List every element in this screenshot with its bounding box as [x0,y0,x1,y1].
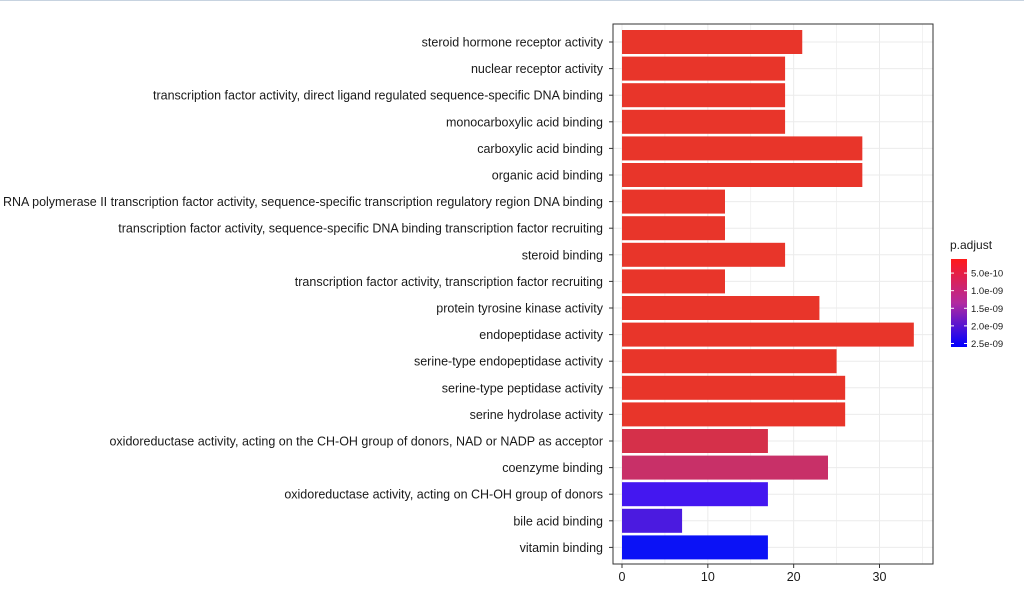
bar-13 [622,349,837,374]
legend-tick-label-1: 1.0e-09 [971,286,1003,297]
category-label-12: endopeptidase activity [479,328,603,342]
bar-3 [622,83,786,108]
legend-ticks: 5.0e-10 1.0e-09 1.5e-09 2.0e-09 2.5e-09 [951,269,1003,350]
category-label-16: oxidoreductase activity, acting on the C… [109,435,603,449]
category-label-14: serine-type peptidase activity [442,381,604,395]
category-label-10: transcription factor activity, transcrip… [295,275,603,289]
legend-title: p.adjust [950,238,993,252]
color-legend: p.adjust 5.0e-10 1.0e-09 1.5e-09 2.0e-09 2.5… [950,238,1003,350]
bar-6 [622,163,863,187]
category-label-3: transcription factor activity, direct li… [153,89,603,103]
category-label-13: serine-type endopeptidase activity [414,355,604,369]
category-label-11: protein tyrosine kinase activity [436,302,603,316]
plot-panel-border [612,23,934,565]
category-label-1: steroid hormone receptor activity [422,36,604,50]
bar-11 [622,296,820,320]
legend-tick-label-3: 2.0e-09 [971,321,1003,332]
legend-colorbar [951,259,967,347]
category-label-6: organic acid binding [492,169,603,183]
x-tick-label-30: 30 [873,570,887,584]
bar-2 [622,56,786,81]
category-label-7: RNA polymerase II transcription factor a… [3,195,603,209]
bar-19 [622,508,683,533]
category-labels: steroid hormone receptor activity nuclear… [3,36,604,555]
category-label-9: steroid binding [522,248,603,262]
category-label-20: vitamin binding [520,541,603,555]
category-label-4: monocarboxylic acid binding [446,115,603,129]
category-label-17: coenzyme binding [502,461,603,475]
bar-15 [622,402,846,427]
category-label-8: transcription factor activity, sequence-… [118,222,603,236]
bar-1 [622,30,803,54]
legend-tick-label-4: 2.5e-09 [971,339,1003,350]
x-tick-label-20: 20 [787,570,801,584]
bar-5 [622,136,863,161]
bar-9 [622,242,786,267]
category-label-19: bile acid binding [513,514,603,528]
bar-14 [622,375,846,400]
x-tick-label-0: 0 [619,570,626,584]
bar-8 [622,216,725,241]
bar-18 [622,482,768,507]
category-label-15: serine hydrolase activity [470,408,604,422]
bar-20 [622,535,768,560]
bar-10 [622,269,725,294]
category-label-2: nuclear receptor activity [471,62,604,76]
bars [622,30,914,560]
x-axis-ticks: 0 10 20 30 [609,41,887,584]
x-tick-label-10: 10 [701,570,715,584]
bar-17 [622,455,828,480]
bar-16 [622,429,768,453]
legend-tick-label-0: 5.0e-10 [971,269,1003,280]
category-label-5: carboxylic acid binding [477,142,603,156]
category-label-18: oxidoreductase activity, acting on CH-OH… [284,488,603,502]
bar-12 [622,322,914,347]
legend-tick-label-2: 1.5e-09 [971,304,1003,315]
bar-7 [622,189,725,214]
bar-4 [622,109,786,134]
-.-.-
— What you are asked to do —
Please restate the whole listing exactly, without any of its pictures.

— Written answer —
List every element in this screenshot with its bounding box as [x0,y0,x1,y1].
bar-13 [622,349,837,374]
legend-tick-label-1: 1.0e-09 [971,286,1003,297]
category-label-12: endopeptidase activity [479,328,603,342]
bar-3 [622,83,786,108]
legend-ticks: 5.0e-10 1.0e-09 1.5e-09 2.0e-09 2.5e-09 [951,269,1003,350]
category-label-16: oxidoreductase activity, acting on the C… [109,435,603,449]
category-label-14: serine-type peptidase activity [442,381,604,395]
category-label-10: transcription factor activity, transcrip… [295,275,603,289]
legend-title: p.adjust [950,238,993,252]
color-legend: p.adjust 5.0e-10 1.0e-09 1.5e-09 2.0e-09 2.5… [950,238,1003,350]
bar-6 [622,163,863,187]
category-label-3: transcription factor activity, direct li… [153,89,603,103]
category-label-13: serine-type endopeptidase activity [414,355,604,369]
category-label-11: protein tyrosine kinase activity [436,302,603,316]
plot-panel-border [612,23,934,565]
category-label-1: steroid hormone receptor activity [422,36,604,50]
bar-11 [622,296,820,320]
legend-tick-label-3: 2.0e-09 [971,321,1003,332]
legend-colorbar [951,259,967,347]
category-label-6: organic acid binding [492,169,603,183]
x-tick-label-30: 30 [873,570,887,584]
bar-2 [622,56,786,81]
category-label-7: RNA polymerase II transcription factor a… [3,195,603,209]
bar-19 [622,508,683,533]
category-labels: steroid hormone receptor activity nuclear… [3,36,604,555]
category-label-9: steroid binding [522,248,603,262]
category-label-20: vitamin binding [520,541,603,555]
category-label-4: monocarboxylic acid binding [446,115,603,129]
category-label-17: coenzyme binding [502,461,603,475]
bar-15 [622,402,846,427]
category-label-8: transcription factor activity, sequence-… [118,222,603,236]
bar-1 [622,30,803,54]
legend-tick-label-4: 2.5e-09 [971,339,1003,350]
x-tick-label-20: 20 [787,570,801,584]
bar-5 [622,136,863,161]
bar-9 [622,242,786,267]
category-label-19: bile acid binding [513,514,603,528]
bar-14 [622,375,846,400]
x-tick-label-0: 0 [619,570,626,584]
bar-8 [622,216,725,241]
bar-18 [622,482,768,507]
category-label-15: serine hydrolase activity [470,408,604,422]
bar-20 [622,535,768,560]
bar-10 [622,269,725,294]
category-label-2: nuclear receptor activity [471,62,604,76]
bars [622,30,914,560]
x-axis-ticks: 0 10 20 30 [609,41,887,584]
x-tick-label-10: 10 [701,570,715,584]
bar-17 [622,455,828,480]
bar-16 [622,429,768,453]
legend-tick-label-0: 5.0e-10 [971,269,1003,280]
category-label-5: carboxylic acid binding [477,142,603,156]
category-label-18: oxidoreductase activity, acting on CH-OH… [284,488,603,502]
bar-12 [622,322,914,347]
legend-tick-label-2: 1.5e-09 [971,304,1003,315]
bar-7 [622,189,725,214]
bar-4 [622,109,786,134]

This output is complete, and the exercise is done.